"""

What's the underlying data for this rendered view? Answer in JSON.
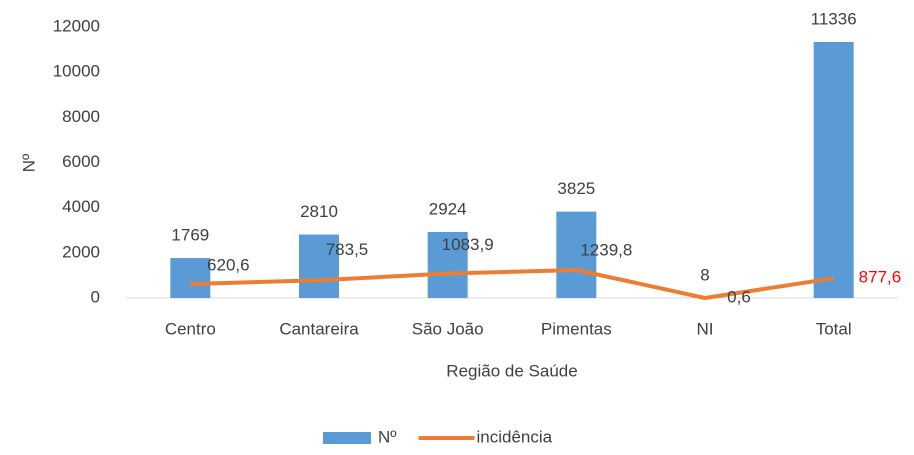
{
  "chart_data": {
    "type": "bar",
    "x_label": "Região de Saúde",
    "y_label": "Nº",
    "categories": [
      "Centro",
      "Cantareira",
      "São João",
      "Pimentas",
      "NI",
      "Total"
    ],
    "series": [
      {
        "name": "Nº",
        "type": "bar",
        "color": "#5b9bd5",
        "values": [
          1769,
          2810,
          2924,
          3825,
          8,
          11336
        ]
      },
      {
        "name": "incidência",
        "type": "line",
        "color": "#ed7d31",
        "values": [
          620.6,
          783.5,
          1083.9,
          1239.8,
          0.6,
          877.6
        ],
        "value_labels": [
          "620,6",
          "783,5",
          "1083,9",
          "1239,8",
          "0,6",
          "877,6"
        ],
        "label_colors": [
          "#404040",
          "#404040",
          "#404040",
          "#404040",
          "#404040",
          "#ff0000"
        ]
      }
    ],
    "ylim": [
      0,
      12000
    ],
    "yticks": [
      0,
      2000,
      4000,
      6000,
      8000,
      10000,
      12000
    ],
    "grid": false,
    "legend": "bottom"
  }
}
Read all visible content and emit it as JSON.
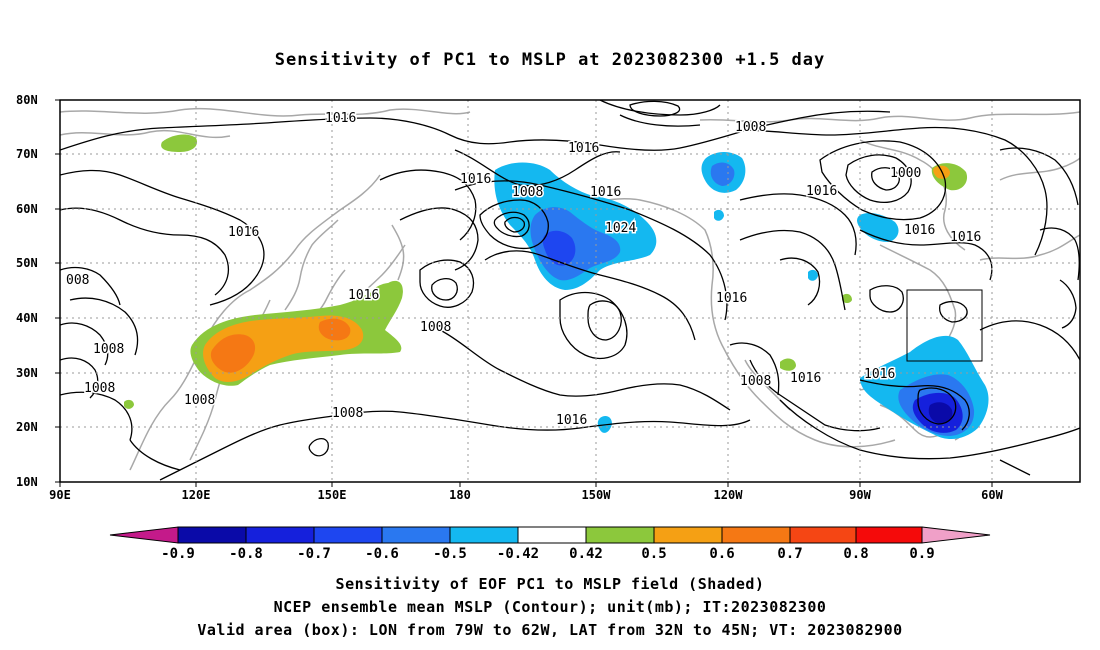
{
  "title": "Sensitivity of PC1 to MSLP at 2023082300 +1.5 day",
  "axes": {
    "lat_labels": [
      "80N",
      "70N",
      "60N",
      "50N",
      "40N",
      "30N",
      "20N",
      "10N"
    ],
    "lon_labels": [
      "90E",
      "120E",
      "150E",
      "180",
      "150W",
      "120W",
      "90W",
      "60W"
    ]
  },
  "contour_labels": [
    "1016",
    "1008",
    "1016",
    "1000",
    "1016",
    "1016",
    "1008",
    "1016",
    "1016",
    "1024",
    "1016",
    "1016",
    "008",
    "1008",
    "1008",
    "1008",
    "1008",
    "1016",
    "1008",
    "1016",
    "1016",
    "1008",
    "1016",
    "1016",
    "1008"
  ],
  "colorbar": {
    "ticks": [
      "-0.9",
      "-0.8",
      "-0.7",
      "-0.6",
      "-0.5",
      "-0.42",
      "0.42",
      "0.5",
      "0.6",
      "0.7",
      "0.8",
      "0.9"
    ],
    "colors": [
      "#c41a8a",
      "#0a0aa8",
      "#1520dc",
      "#1e46f0",
      "#2a78f0",
      "#14b8f0",
      "#ffffff",
      "#8cc83c",
      "#f5a014",
      "#f57814",
      "#f54614",
      "#f50a0a",
      "#f0a0c8"
    ]
  },
  "captions": [
    "Sensitivity of EOF PC1 to MSLP field (Shaded)",
    "NCEP ensemble mean MSLP (Contour); unit(mb); IT:2023082300",
    "Valid area (box): LON from 79W to 62W, LAT from 32N to 45N; VT: 2023082900"
  ]
}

"""

*JOB*:
Pictures stay out; reproduce every line of the records exactly.

*RESPONSE TO THE TASK*:
What's the underlying data for this rendered view? Answer in JSON.
{
  "chart_data": {
    "type": "bar",
    "x_label": "Região de Saúde",
    "y_label": "Nº",
    "categories": [
      "Centro",
      "Cantareira",
      "São João",
      "Pimentas",
      "NI",
      "Total"
    ],
    "series": [
      {
        "name": "Nº",
        "type": "bar",
        "color": "#5b9bd5",
        "values": [
          1769,
          2810,
          2924,
          3825,
          8,
          11336
        ]
      },
      {
        "name": "incidência",
        "type": "line",
        "color": "#ed7d31",
        "values": [
          620.6,
          783.5,
          1083.9,
          1239.8,
          0.6,
          877.6
        ],
        "value_labels": [
          "620,6",
          "783,5",
          "1083,9",
          "1239,8",
          "0,6",
          "877,6"
        ],
        "label_colors": [
          "#404040",
          "#404040",
          "#404040",
          "#404040",
          "#404040",
          "#ff0000"
        ]
      }
    ],
    "ylim": [
      0,
      12000
    ],
    "yticks": [
      0,
      2000,
      4000,
      6000,
      8000,
      10000,
      12000
    ],
    "grid": false,
    "legend": "bottom"
  }
}
Read all visible content and emit it as JSON.
{
  "title": "Sensitivity of PC1 to MSLP at 2023082300 +1.5 day",
  "axes": {
    "lat_labels": [
      "80N",
      "70N",
      "60N",
      "50N",
      "40N",
      "30N",
      "20N",
      "10N"
    ],
    "lon_labels": [
      "90E",
      "120E",
      "150E",
      "180",
      "150W",
      "120W",
      "90W",
      "60W"
    ]
  },
  "contour_labels": [
    "1016",
    "1008",
    "1016",
    "1000",
    "1016",
    "1016",
    "1008",
    "1016",
    "1016",
    "1024",
    "1016",
    "1016",
    "008",
    "1008",
    "1008",
    "1008",
    "1008",
    "1016",
    "1008",
    "1016",
    "1016",
    "1008",
    "1016",
    "1016",
    "1008"
  ],
  "colorbar": {
    "ticks": [
      "-0.9",
      "-0.8",
      "-0.7",
      "-0.6",
      "-0.5",
      "-0.42",
      "0.42",
      "0.5",
      "0.6",
      "0.7",
      "0.8",
      "0.9"
    ],
    "colors": [
      "#c41a8a",
      "#0a0aa8",
      "#1520dc",
      "#1e46f0",
      "#2a78f0",
      "#14b8f0",
      "#ffffff",
      "#8cc83c",
      "#f5a014",
      "#f57814",
      "#f54614",
      "#f50a0a",
      "#f0a0c8"
    ]
  },
  "captions": [
    "Sensitivity of EOF PC1 to MSLP field (Shaded)",
    "NCEP ensemble mean MSLP (Contour); unit(mb); IT:2023082300",
    "Valid area (box): LON from 79W to 62W, LAT from 32N to 45N; VT: 2023082900"
  ]
}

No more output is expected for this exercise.